## Your objective
Omit every picture, then return the listing verbatim.

○ ○ ○

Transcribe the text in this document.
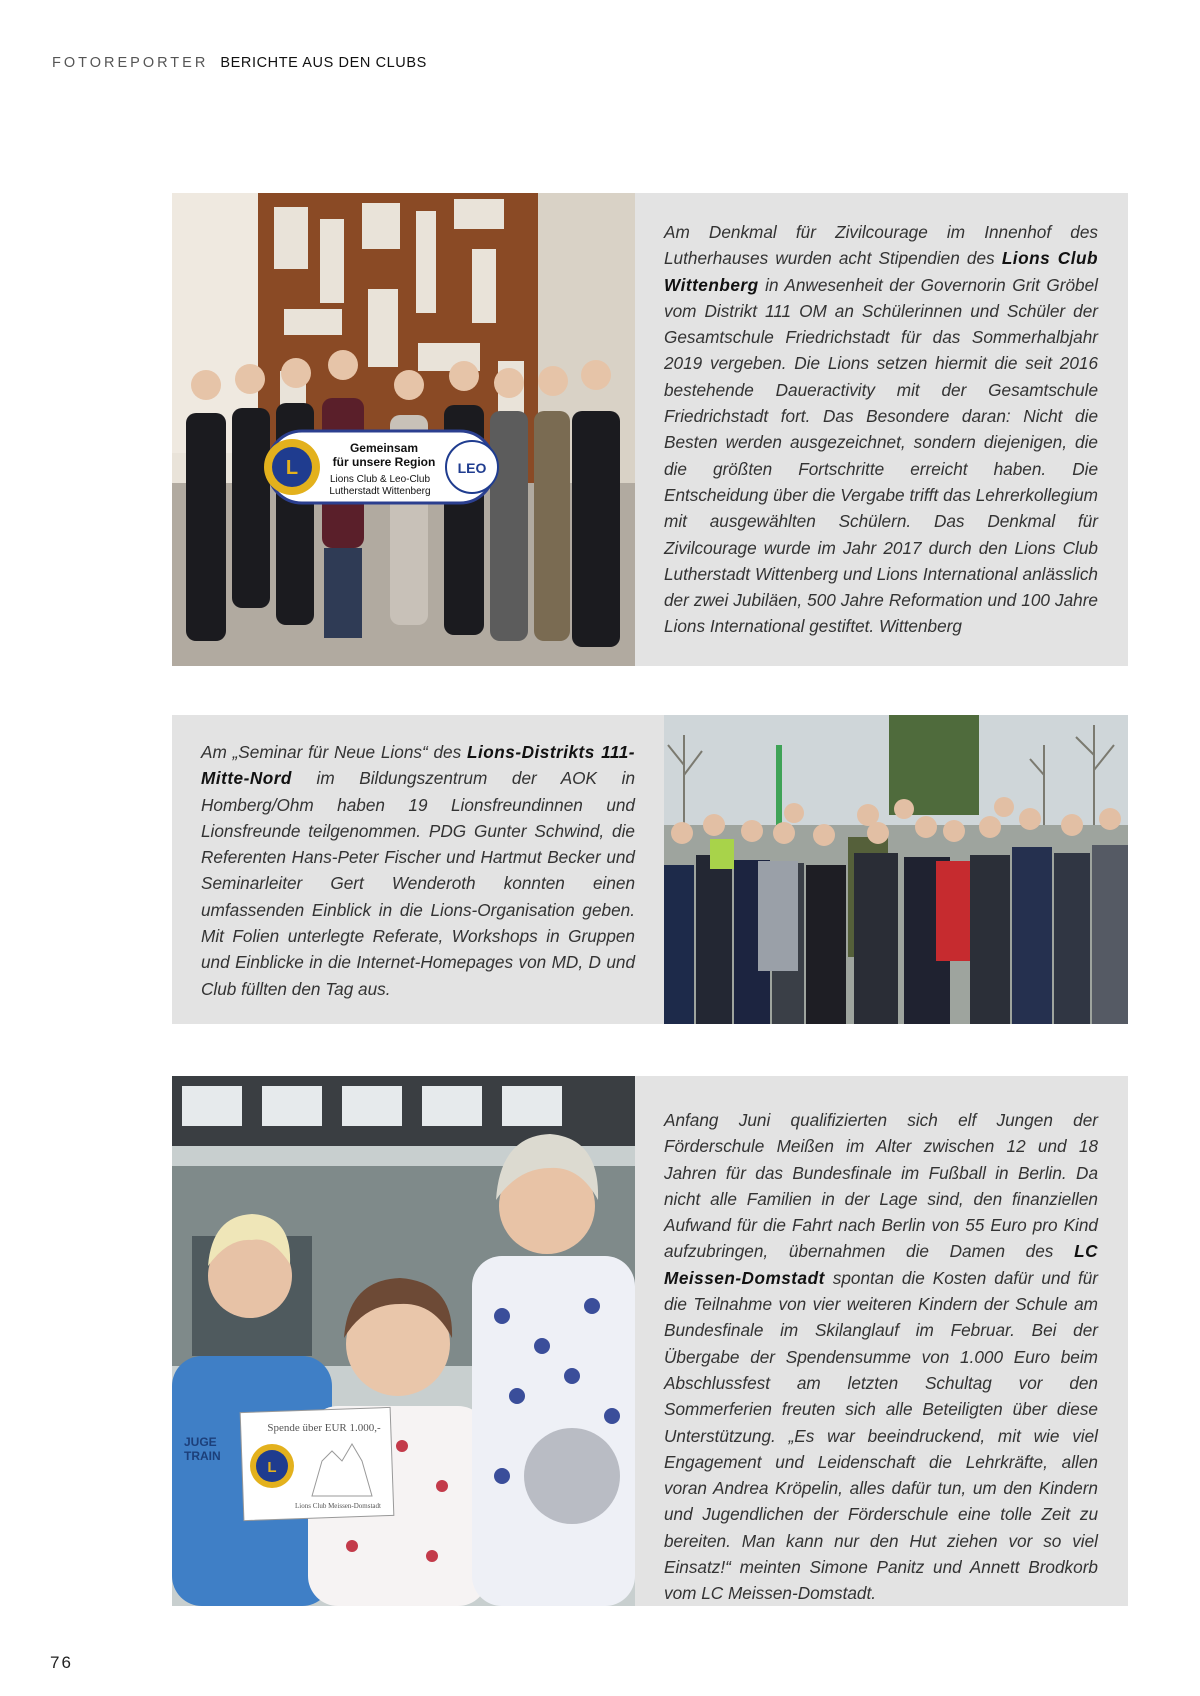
FOTOREPORTER BERICHTE AUS DEN CLUBS
L	LEO
Gemeinsam
für unsere Region
Lions Club & Leo-Club
Lutherstadt Wittenberg
Am Denkmal für Zivilcourage im Innenhof des Lutherhauses wurden acht Stipendien des Lions Club Wittenberg in Anwesenheit der Governorin Grit Gröbel vom Distrikt 111 OM an Schülerinnen und Schüler der Gesamtschule Friedrichstadt für das Sommerhalbjahr 2019 vergeben. Die Lions setzen hiermit die seit 2016 bestehende Daueractivity mit der Gesamtschule Friedrichstadt fort. Das Besondere daran: Nicht die Besten werden ausgezeichnet, sondern diejenigen, die die größten Fortschritte erreicht haben. Die Entscheidung über die Vergabe trifft das Lehrerkollegium mit ausgewählten Schülern. Das Denkmal für Zivilcourage wurde im Jahr 2017 durch den Lions Club Lutherstadt Wittenberg und Lions International anlässlich der zwei Jubiläen, 500 Jahre Reformation und 100 Jahre Lions International gestiftet. Wittenberg
Am „Seminar für Neue Lions“ des Lions-Distrikts 111-Mitte-Nord im Bildungszentrum der AOK in Homberg/Ohm haben 19 Lionsfreundinnen und Lionsfreunde teilgenommen. PDG Gunter Schwind, die Referenten Hans-Peter Fischer und Hartmut Becker und Seminarleiter Gert Wenderoth konnten einen umfassenden Einblick in die Lions-Organisation geben. Mit Folien unterlegte Referate, Workshops in Gruppen und Einblicke in die Internet-Homepages von MD, D und Club füllten den Tag aus.
JUGE
TRAIN
Spende über EUR 1.000,-
L
Lions Club Meissen-Domstadt
Anfang Juni qualifizierten sich elf Jungen der Förderschule Meißen im Alter zwischen 12 und 18 Jahren für das Bundesfinale im Fußball in Berlin. Da nicht alle Familien in der Lage sind, den finanziellen Aufwand für die Fahrt nach Berlin von 55 Euro pro Kind aufzubringen, übernahmen die Damen des LC Meissen-Domstadt spontan die Kosten dafür und für die Teilnahme von vier weiteren Kindern der Schule am Bundesfinale im Skilanglauf im Februar. Bei der Übergabe der Spendensumme von 1.000 Euro beim Abschlussfest am letzten Schultag vor den Sommerferien freuten sich alle Beteiligten über diese Unterstützung. „Es war beeindruckend, mit wie viel Engagement und Leidenschaft die Lehrkräfte, allen voran Andrea Kröpelin, alles dafür tun, um den Kindern und Jugendlichen der Förderschule eine tolle Zeit zu bereiten. Man kann nur den Hut ziehen vor so viel Einsatz!“ meinten Simone Panitz und Annett Brodkorb vom LC Meissen-Domstadt.
76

○ ○ ○

## Output
Transcribe the text in this document.
FOTOREPORTER BERICHTE AUS DEN CLUBS
L	LEO
Gemeinsam
für unsere Region
Lions Club & Leo-Club
Lutherstadt Wittenberg
Am Denkmal für Zivilcourage im Innenhof des Lutherhauses wurden acht Stipendien des Lions Club Wittenberg in Anwesenheit der Governorin Grit Gröbel vom Distrikt 111 OM an Schülerinnen und Schüler der Gesamtschule Friedrichstadt für das Sommerhalbjahr 2019 vergeben. Die Lions setzen hiermit die seit 2016 bestehende Daueractivity mit der Gesamtschule Friedrichstadt fort. Das Besondere daran: Nicht die Besten werden ausgezeichnet, sondern diejenigen, die die größten Fortschritte erreicht haben. Die Entscheidung über die Vergabe trifft das Lehrerkollegium mit ausgewählten Schülern. Das Denkmal für Zivilcourage wurde im Jahr 2017 durch den Lions Club Lutherstadt Wittenberg und Lions International anlässlich der zwei Jubiläen, 500 Jahre Reformation und 100 Jahre Lions International gestiftet. Wittenberg
Am „Seminar für Neue Lions“ des Lions-Distrikts 111-Mitte-Nord im Bildungszentrum der AOK in Homberg/Ohm haben 19 Lionsfreundinnen und Lionsfreunde teilgenommen. PDG Gunter Schwind, die Referenten Hans-Peter Fischer und Hartmut Becker und Seminarleiter Gert Wenderoth konnten einen umfassenden Einblick in die Lions-Organisation geben. Mit Folien unterlegte Referate, Workshops in Gruppen und Einblicke in die Internet-Homepages von MD, D und Club füllten den Tag aus.
JUGE
TRAIN
Spende über EUR 1.000,-
L
Lions Club Meissen-Domstadt
Anfang Juni qualifizierten sich elf Jungen der Förderschule Meißen im Alter zwischen 12 und 18 Jahren für das Bundesfinale im Fußball in Berlin. Da nicht alle Familien in der Lage sind, den finanziellen Aufwand für die Fahrt nach Berlin von 55 Euro pro Kind aufzubringen, übernahmen die Damen des LC Meissen-Domstadt spontan die Kosten dafür und für die Teilnahme von vier weiteren Kindern der Schule am Bundesfinale im Skilanglauf im Februar. Bei der Übergabe der Spendensumme von 1.000 Euro beim Abschlussfest am letzten Schultag vor den Sommerferien freuten sich alle Beteiligten über diese Unterstützung. „Es war beeindruckend, mit wie viel Engagement und Leidenschaft die Lehrkräfte, allen voran Andrea Kröpelin, alles dafür tun, um den Kindern und Jugendlichen der Förderschule eine tolle Zeit zu bereiten. Man kann nur den Hut ziehen vor so viel Einsatz!“ meinten Simone Panitz und Annett Brodkorb vom LC Meissen-Domstadt.
76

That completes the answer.